__Selection__
■ ■ ■ ■ ■ ■ ■
# Pulled BBQ from a fresh ham



## tlester3672 (Dec 21, 2015)

My dad swears by some BBQ that was made by a man local here who has long since passed and took his recipe with him.  My dad asked several times over the years and he just would not tell him how he was making his que.  What my dad does believe is that he used Hickory with a fresh ham to make his pulled pork.  From what I understand, this is not very common.  I searched thru the forum and have seen a few threads that are close to what I am looking for, but not one that was very specific about exactly what was done to get it right.  I am going to be experimenting with this, as my dad has asked me to try and reproduce something similar to the bbq he enjoyed for several years.  Any input would be appreciated.


----------



## noboundaries (Dec 22, 2015)

Found this thread: 

http://www.smokingmeatforums.com/t/92289/using-ham-for-pulled-pork


----------



## tlester3672 (Dec 22, 2015)

Noboundaries said:


> Found this thread:
> 
> http://www.smokingmeatforums.com/t/92289/using-ham-for-pulled-pork


Thanks for the reply.  I actually had read this thread before posting.  It just was pretty vague to me and the person who was talking about being successful with it hasn't been on this site since May, so i haven't sent him a pm to get more info.  Maybe I should try the pm anyway.


----------



## chef jimmyj (Dec 22, 2015)

The problem you will have is not smoking it. Smoke to an IT of around 205° like a Butt. Bone will pull easily and a probe will slide in with no resistance. The problem will be duplicating the Rub and any Finishing Sauce the guy used. This is where the bulk of the flavor Dad wants came from. Any idea what it was? Sweet? Vinegary? Spicy? Tomato and Garlic? Basic and let the Pork shine? Where is Dad from? The Region will be of help in determining the local flavor profile...JJ


----------



## tlester3672 (Dec 22, 2015)

We are in middle Tn.  I have asked him these questions and he has hard a hard time describing it. He says the sauce is thin and he makes it from what he catches during the smoking.


----------



## chef jimmyj (Dec 22, 2015)

Just a shot in the Dark...Give these a try and see what Dad thinks. Add the dripping to the meat with some sauce, then more sauce at the table if desired...JJ

*Opry Dust*

1/2C Sugar in the Raw (Turbinado)

2T Sweet Paprika (Hungarian)

1T Granulated Garlic

1T Granulated Onion

1T Mustard Powder

1T Celery Salt

2tsp Grnd Black Pepper

1tsp Cayenne Pepper, or more as desired.

1tsp Oregano

1tsp Dry Thyme, rubbed

Makes about 1 Cup. This has a bit of Heat from the the jar but mellows when Smoked. If too Hot, reduce the Black, and Cayenne Pepper.

Apply your desired amount of Dust to the meat, wrap in plastic and rest in the refrigerator overnight.or longer. The day of the smoke, pull the meat out, add more Dust and go into your pre-heated Smoker...
■ ■ ■ ■ ■ ■ ■
__Dataset rows__
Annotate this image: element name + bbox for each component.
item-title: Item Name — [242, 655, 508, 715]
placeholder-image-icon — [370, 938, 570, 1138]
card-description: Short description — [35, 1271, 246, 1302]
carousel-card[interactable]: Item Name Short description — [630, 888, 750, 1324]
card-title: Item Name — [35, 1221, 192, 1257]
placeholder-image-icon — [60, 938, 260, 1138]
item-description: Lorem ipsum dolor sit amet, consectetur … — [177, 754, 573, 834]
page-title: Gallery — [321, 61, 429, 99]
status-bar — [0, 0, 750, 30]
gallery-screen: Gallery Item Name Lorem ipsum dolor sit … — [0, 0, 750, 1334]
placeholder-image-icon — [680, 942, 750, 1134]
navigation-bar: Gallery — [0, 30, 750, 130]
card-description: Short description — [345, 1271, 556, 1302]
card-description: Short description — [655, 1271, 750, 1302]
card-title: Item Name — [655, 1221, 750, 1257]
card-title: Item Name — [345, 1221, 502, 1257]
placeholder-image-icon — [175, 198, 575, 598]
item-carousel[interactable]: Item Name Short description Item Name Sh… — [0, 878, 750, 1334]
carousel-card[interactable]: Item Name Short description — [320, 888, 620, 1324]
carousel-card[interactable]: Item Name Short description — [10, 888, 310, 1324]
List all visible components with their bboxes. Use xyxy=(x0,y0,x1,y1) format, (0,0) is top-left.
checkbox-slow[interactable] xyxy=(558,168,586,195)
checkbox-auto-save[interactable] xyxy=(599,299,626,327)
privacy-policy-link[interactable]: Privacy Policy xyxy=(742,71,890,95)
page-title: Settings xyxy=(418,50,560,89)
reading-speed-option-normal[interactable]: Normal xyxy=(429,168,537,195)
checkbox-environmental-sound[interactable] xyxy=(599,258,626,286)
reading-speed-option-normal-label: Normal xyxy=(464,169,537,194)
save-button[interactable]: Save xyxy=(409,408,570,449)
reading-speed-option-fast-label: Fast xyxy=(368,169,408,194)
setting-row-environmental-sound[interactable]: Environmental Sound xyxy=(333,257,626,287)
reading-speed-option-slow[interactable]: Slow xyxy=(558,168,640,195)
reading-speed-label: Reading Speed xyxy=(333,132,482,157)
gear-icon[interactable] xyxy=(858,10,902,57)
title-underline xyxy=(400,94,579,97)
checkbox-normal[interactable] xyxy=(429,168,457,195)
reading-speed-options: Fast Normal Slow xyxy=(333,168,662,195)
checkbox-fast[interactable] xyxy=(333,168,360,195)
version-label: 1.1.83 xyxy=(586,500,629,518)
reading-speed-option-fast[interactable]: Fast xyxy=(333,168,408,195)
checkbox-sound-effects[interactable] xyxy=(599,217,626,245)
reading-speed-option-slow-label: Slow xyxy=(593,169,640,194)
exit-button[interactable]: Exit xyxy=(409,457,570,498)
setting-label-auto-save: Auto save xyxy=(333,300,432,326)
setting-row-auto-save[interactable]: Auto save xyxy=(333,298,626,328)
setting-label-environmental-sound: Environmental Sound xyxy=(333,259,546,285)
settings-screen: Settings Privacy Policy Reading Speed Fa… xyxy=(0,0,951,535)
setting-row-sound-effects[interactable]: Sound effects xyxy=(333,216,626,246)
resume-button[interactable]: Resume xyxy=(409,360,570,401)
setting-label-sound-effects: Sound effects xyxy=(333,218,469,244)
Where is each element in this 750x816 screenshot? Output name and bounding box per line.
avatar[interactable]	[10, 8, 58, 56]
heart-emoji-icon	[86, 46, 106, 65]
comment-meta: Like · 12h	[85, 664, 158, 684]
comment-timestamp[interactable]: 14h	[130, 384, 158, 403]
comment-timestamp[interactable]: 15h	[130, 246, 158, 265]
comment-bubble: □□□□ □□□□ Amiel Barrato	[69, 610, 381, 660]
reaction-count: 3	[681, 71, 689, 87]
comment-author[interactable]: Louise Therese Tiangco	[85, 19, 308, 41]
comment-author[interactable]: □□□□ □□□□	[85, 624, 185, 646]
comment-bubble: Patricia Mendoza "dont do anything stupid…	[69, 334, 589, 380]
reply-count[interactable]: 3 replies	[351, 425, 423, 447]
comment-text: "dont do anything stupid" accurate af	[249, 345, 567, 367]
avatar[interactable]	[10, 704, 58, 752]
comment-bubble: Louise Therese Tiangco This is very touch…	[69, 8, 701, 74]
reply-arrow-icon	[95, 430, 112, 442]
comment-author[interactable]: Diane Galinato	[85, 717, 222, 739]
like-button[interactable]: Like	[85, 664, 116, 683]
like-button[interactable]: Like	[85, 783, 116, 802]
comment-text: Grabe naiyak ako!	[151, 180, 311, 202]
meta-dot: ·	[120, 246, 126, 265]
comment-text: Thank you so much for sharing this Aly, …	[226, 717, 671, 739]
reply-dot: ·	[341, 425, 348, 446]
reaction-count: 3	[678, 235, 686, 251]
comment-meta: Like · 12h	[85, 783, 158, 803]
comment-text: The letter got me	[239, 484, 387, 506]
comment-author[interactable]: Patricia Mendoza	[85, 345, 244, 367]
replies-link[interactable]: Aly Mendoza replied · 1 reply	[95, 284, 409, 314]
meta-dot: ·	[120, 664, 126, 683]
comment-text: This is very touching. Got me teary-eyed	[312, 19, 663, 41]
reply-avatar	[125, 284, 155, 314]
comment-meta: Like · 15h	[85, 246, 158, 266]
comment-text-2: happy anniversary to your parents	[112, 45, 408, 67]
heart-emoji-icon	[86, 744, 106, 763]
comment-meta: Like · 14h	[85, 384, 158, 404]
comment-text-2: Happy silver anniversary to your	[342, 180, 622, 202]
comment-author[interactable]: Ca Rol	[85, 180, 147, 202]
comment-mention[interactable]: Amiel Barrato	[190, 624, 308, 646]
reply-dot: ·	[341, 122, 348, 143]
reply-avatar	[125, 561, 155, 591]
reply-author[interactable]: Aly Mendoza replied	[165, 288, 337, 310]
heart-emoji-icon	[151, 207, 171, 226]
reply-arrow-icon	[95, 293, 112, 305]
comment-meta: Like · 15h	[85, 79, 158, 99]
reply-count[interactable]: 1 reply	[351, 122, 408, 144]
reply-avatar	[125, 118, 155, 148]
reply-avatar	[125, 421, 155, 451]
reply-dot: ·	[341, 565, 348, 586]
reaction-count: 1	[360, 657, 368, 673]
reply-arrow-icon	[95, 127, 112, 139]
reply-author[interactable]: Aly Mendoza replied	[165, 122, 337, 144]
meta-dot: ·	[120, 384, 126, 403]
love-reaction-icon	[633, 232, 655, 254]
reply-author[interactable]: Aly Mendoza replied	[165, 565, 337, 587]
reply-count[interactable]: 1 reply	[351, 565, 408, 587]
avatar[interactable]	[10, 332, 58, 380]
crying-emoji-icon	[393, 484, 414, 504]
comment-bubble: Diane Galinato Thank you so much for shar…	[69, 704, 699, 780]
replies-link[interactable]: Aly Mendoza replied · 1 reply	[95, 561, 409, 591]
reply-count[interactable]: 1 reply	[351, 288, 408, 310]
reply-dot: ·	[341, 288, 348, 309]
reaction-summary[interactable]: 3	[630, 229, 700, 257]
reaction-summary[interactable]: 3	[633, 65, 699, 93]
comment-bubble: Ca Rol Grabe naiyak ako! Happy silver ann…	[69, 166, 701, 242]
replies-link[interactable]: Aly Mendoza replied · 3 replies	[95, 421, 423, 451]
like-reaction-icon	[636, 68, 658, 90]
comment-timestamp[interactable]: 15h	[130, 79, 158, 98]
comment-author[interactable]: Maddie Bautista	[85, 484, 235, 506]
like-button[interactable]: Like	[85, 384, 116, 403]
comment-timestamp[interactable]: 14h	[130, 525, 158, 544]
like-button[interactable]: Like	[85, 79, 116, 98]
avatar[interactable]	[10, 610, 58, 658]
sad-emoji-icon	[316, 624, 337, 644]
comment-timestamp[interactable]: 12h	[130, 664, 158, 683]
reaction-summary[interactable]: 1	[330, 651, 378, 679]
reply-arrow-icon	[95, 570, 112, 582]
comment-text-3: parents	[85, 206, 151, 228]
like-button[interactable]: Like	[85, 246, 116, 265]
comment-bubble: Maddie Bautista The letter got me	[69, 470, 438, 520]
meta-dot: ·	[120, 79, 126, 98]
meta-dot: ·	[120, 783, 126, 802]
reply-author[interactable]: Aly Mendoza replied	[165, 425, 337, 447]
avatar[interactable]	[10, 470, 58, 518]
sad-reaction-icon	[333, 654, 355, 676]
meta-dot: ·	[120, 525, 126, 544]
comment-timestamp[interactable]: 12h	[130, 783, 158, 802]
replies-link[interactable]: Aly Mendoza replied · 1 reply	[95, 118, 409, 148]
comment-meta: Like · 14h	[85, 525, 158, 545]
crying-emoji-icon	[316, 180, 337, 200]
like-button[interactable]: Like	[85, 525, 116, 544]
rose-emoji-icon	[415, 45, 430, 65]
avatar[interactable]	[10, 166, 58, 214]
■ ■ ■ ■ ■ ■ ■
__Work to do__
[a] Which ingredients in the Opry Dust recipe from the ham BBQ thread are measured in tablespoons (T)? List them all.
[b] Put the rows, from the first line of the rows to the line with "888, 750, 1324]", into a Markdown table with the columns Number and Row content, leaving out any blank lines.
The rows have no connection to the ham BBQ thread.

__In response__
[a]
- Sweet Paprika (Hungarian)
- Granulated Garlic
- Granulated Onion
- Mustard Powder
- Celery Salt

[b]
| Number | Row content |
|---|---|
| 1 | Annotate this image: element name + bbox for each component. |
| 2 | item-title: Item Name — [242, 655, 508, 715] |
| 3 | placeholder-image-icon — [370, 938, 570, 1138] |
| 4 | card-description: Short description — [35, 1271, 246, 1302] |
| 5 | carousel-card[interactable]: Item Name Short description — [630, 888, 750, 1324] |